EXERCISE DIRECTIONS: Update the stretch from "I must admit" through "with the results." in the anodizing forum post below, replacing "Racer parts" with "engine parts".

EXTRACTED TEXT:

· · · ·

I also added the test meter in circuit and this was a big improvement in being able to monitor the current . I noticed this did not drop at all as the time increased though this did happen on that initial jury rig set up. I think that this is probably due to the better and constant contact of the Ti hanger strip as opposed to the ali ones used previously which were obviously anodising at the same rate and probably reducing the contact area. The second test then was at 12 volts and a consistent 30 ma for a 50min duration. Using the ano dye as for the previous test the take up of colour began immediately though quite faint, the result below (centre piece) was after 20 mins in 'hand hot' dye - a much better colour take up and nowhere near as drab as expected.
The third piece on the right was done exactly the same but was dipped into Parker green ink. The take up of colour was virtually instantaneous and the result you see was no more than five seconds exposure! I sealed this one in steam but notice this has caused very faint blotching however the parts look much better 'in the hand' than the pics allude to.
I must admit that despite the green actually being closer to a blue I was really surprised with the colour absorbtion of the ink. This was neat ink and I think perhaps too strong so will try diluting it and see if a longer soak provides a more deeper and uniform finish.
The big thing is that the process now appears to be working quite well and just needs tweaking. I shall do several more test pieces to be certain before any of the Racer parts but must admit with the bottom ends of them all assembled I'm itching to get the tops done and try them out - "ahh patience laddie"
Regards for now - Ramon |
Ramon Wilson | 19/05/2010 23:40:02 |
![]() 1655 forum posts 617 photos | Hi again,
Well after a few more test pieces I finally bit the bullet and did what I set out to do and have to say am very pleased with the results.
I did the smaller 'DC Rapier' head first using the initial green dye from Terry's ebay link. As you can see the previous test piece gave a different hue. I think this was due to when transfering the dye into a glass jar I noticed there was quite a bit of sediment in the bottom of the bottle so gave it a real good shake. Typically the shade of the test piece is more the shade I was after however the finished item looks okay in situ on it's crankcase.

· · · ·

DATASET CONTENT:
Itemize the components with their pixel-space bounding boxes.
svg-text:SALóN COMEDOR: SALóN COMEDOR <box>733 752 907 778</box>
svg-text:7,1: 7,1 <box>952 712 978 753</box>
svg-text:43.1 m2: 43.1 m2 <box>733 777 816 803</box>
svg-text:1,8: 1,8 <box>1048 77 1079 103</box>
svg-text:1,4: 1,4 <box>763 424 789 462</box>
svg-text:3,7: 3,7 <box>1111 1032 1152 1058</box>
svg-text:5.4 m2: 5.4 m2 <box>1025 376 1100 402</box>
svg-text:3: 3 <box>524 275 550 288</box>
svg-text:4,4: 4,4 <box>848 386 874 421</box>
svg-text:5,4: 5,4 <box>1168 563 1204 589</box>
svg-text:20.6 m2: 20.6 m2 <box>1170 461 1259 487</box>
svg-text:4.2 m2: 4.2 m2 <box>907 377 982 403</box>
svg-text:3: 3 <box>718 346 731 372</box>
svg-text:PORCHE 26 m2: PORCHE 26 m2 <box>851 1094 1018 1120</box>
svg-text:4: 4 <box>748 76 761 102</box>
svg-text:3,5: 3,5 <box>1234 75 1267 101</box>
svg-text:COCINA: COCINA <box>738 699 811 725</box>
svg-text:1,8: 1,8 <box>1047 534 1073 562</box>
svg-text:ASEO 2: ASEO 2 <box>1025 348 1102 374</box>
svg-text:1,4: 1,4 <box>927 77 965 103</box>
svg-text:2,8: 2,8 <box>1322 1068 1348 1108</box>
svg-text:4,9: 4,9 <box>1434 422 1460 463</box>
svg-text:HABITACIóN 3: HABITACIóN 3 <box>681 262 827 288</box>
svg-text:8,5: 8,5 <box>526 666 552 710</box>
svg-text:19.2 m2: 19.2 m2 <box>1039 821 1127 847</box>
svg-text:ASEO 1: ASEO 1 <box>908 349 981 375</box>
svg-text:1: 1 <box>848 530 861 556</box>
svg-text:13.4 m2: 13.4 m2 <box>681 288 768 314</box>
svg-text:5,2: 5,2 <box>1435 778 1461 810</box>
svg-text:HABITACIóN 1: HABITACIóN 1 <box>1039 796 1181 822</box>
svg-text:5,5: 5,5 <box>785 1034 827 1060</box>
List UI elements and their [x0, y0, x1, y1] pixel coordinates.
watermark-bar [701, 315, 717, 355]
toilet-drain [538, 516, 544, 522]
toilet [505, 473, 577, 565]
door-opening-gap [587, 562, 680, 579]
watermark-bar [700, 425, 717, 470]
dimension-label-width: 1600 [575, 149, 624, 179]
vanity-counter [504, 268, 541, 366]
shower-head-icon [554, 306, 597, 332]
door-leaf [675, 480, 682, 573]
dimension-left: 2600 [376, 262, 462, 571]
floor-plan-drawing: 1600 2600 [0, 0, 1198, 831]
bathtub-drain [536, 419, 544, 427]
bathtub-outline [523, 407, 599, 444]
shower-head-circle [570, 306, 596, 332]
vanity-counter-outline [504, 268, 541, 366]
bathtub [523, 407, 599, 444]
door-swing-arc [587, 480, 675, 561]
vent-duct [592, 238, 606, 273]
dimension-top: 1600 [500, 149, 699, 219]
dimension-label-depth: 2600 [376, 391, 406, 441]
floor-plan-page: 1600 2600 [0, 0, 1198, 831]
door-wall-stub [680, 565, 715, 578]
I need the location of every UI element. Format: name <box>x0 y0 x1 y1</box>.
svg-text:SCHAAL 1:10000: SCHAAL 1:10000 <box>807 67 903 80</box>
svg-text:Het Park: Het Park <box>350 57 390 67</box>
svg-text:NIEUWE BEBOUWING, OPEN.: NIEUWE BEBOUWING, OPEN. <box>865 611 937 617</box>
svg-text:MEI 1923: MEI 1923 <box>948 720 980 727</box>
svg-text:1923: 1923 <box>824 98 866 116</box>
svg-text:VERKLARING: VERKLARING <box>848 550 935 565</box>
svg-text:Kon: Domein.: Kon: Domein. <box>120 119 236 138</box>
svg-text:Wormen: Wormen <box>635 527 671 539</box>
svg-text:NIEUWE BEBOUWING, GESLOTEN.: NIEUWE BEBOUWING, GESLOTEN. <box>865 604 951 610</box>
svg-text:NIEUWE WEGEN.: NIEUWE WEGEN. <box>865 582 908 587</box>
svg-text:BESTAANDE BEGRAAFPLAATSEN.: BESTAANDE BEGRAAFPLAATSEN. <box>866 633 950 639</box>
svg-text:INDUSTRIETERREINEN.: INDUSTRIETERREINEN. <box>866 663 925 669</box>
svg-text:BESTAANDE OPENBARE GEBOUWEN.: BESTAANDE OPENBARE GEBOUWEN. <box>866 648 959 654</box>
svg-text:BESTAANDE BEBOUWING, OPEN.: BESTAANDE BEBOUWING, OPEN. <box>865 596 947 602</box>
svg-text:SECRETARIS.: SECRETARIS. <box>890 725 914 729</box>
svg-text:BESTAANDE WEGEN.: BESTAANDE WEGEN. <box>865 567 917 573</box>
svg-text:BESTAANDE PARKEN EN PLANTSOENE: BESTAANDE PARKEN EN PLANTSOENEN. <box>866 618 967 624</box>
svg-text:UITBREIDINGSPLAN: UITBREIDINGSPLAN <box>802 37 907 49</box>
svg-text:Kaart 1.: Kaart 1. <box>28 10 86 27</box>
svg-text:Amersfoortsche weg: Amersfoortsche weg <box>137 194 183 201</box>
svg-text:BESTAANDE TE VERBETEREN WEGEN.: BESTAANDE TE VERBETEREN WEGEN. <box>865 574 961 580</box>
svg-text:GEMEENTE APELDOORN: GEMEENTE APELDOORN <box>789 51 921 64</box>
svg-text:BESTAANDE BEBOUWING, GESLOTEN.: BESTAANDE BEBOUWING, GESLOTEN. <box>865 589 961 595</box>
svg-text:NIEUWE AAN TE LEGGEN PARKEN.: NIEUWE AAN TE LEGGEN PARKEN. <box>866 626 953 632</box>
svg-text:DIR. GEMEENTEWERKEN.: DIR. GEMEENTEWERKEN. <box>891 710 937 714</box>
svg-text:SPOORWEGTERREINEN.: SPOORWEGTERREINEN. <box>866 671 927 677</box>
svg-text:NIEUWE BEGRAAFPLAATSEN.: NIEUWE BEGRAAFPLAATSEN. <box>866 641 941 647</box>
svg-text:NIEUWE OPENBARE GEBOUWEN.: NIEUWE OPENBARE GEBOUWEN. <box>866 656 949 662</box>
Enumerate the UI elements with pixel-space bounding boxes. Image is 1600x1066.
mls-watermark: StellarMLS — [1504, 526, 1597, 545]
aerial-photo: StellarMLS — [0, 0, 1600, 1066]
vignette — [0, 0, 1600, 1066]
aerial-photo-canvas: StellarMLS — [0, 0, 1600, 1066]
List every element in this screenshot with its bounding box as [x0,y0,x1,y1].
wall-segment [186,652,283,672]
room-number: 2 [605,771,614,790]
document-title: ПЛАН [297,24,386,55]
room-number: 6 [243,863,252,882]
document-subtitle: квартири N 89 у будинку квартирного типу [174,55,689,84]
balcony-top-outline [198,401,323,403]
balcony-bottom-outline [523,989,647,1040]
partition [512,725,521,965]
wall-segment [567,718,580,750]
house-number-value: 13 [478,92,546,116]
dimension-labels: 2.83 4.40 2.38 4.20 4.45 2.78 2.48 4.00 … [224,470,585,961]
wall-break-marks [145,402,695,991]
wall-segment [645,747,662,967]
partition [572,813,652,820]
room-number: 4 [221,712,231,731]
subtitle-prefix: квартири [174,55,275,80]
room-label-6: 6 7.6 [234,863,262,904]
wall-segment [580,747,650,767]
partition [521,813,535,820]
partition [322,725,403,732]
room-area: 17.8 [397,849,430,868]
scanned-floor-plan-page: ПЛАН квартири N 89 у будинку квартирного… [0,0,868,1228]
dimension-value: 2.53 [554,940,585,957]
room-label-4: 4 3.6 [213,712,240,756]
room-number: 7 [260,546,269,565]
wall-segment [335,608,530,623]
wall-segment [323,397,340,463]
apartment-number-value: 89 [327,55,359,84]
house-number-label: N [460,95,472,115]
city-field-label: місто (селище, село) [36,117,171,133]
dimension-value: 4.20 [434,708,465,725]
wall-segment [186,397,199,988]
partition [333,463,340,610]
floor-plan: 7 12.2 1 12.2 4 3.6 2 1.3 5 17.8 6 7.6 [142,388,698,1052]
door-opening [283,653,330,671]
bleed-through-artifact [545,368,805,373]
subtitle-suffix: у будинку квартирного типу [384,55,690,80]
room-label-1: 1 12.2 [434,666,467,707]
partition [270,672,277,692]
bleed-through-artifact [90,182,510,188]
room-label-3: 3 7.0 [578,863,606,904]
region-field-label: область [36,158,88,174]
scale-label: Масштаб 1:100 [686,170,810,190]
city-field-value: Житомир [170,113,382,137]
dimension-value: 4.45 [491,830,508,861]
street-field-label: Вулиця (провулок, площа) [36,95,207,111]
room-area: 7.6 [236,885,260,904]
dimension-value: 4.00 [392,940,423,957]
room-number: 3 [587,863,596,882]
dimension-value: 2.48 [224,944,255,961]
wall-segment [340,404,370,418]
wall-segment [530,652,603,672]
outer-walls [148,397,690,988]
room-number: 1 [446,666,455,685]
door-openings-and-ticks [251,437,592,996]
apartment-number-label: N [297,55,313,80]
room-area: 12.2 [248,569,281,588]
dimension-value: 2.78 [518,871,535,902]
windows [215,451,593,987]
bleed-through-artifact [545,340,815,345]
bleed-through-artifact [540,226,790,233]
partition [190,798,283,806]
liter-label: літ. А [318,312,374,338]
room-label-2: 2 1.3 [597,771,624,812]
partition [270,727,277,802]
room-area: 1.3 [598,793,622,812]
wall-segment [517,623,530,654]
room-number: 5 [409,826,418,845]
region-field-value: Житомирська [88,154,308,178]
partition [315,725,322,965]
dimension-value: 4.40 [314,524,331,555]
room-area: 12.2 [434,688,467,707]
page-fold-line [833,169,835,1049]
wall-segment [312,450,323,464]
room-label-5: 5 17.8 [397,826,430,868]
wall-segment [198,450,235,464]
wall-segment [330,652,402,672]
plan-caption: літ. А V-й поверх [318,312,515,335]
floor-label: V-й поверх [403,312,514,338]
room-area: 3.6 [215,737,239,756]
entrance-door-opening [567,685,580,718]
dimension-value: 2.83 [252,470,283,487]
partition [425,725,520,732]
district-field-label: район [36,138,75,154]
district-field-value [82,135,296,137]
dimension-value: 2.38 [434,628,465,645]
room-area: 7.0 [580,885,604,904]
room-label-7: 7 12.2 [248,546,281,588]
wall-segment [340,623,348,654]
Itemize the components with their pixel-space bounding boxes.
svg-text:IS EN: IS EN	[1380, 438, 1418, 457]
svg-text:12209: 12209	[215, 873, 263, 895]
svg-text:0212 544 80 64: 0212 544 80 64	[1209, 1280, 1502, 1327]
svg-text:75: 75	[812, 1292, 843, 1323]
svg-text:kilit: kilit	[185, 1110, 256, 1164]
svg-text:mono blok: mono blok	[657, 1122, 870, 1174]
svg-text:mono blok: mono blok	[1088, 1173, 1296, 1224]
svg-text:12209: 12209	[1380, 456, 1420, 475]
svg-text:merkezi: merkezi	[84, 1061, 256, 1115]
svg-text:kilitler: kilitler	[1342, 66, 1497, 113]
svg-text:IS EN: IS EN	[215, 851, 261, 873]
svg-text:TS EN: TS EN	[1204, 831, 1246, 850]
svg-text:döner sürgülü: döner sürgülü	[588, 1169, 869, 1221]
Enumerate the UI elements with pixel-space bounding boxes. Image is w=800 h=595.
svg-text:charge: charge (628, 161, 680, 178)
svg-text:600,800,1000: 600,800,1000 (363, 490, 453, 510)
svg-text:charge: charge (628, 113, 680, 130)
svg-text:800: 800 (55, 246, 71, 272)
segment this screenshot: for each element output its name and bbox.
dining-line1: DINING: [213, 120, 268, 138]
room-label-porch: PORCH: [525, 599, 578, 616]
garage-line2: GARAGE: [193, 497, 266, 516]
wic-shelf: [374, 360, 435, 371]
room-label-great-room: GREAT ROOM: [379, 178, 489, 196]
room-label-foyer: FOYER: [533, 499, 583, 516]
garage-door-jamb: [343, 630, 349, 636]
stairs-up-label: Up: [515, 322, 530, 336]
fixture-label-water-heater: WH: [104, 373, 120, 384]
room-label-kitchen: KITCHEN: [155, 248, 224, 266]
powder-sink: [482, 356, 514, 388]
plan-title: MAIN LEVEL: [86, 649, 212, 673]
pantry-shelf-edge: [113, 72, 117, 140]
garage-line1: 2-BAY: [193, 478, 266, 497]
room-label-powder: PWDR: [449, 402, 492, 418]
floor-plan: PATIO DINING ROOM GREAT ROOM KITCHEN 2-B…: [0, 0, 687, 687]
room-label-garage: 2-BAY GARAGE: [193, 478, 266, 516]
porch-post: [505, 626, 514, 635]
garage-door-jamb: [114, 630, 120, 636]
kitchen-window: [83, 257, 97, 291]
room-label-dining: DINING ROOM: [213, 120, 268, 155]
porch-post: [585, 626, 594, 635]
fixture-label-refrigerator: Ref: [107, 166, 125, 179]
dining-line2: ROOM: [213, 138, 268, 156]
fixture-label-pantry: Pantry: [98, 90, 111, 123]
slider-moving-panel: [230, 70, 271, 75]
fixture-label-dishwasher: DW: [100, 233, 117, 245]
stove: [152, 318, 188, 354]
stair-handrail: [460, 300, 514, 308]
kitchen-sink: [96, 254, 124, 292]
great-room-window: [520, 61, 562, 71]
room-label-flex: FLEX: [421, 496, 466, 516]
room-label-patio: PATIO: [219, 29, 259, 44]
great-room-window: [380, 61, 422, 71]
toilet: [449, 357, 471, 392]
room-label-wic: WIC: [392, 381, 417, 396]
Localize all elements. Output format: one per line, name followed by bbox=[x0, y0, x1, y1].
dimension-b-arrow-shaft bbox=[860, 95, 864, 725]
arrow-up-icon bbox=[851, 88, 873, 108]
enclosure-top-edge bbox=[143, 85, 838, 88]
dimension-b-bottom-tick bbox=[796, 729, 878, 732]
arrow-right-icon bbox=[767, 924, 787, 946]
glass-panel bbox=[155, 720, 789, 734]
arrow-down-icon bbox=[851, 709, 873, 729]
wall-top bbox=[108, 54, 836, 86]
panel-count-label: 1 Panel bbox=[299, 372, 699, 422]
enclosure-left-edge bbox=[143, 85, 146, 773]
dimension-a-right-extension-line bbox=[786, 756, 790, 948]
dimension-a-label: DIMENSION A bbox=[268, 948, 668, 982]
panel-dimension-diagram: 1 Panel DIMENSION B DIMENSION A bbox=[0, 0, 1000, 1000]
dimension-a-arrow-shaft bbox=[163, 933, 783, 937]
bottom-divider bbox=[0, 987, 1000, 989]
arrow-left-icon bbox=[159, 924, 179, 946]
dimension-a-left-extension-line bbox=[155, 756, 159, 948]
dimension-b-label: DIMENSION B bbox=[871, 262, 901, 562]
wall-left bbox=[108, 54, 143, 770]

· · · ·

EXERCISE OUTPUT:
I must admit that despite the green actually being closer to a blue I was really surprised with the colour absorbtion of the ink. This was neat ink and I think perhaps too strong so will try diluting it and see if a longer soak provides a more deeper and uniform finish.
The big thing is that the process now appears to be working quite well and just needs tweaking. I shall do several more test pieces to be certain before any of the engine parts but must admit with the bottom ends of them all assembled I'm itching to get the tops done and try them out - "ahh patience laddie"
Regards for now - Ramon |
Ramon Wilson | 19/05/2010 23:40:02 |
![]() 1655 forum posts 617 photos | Hi again,
Well after a few more test pieces I finally bit the bullet and did what I set out to do and have to say am very pleased with the results.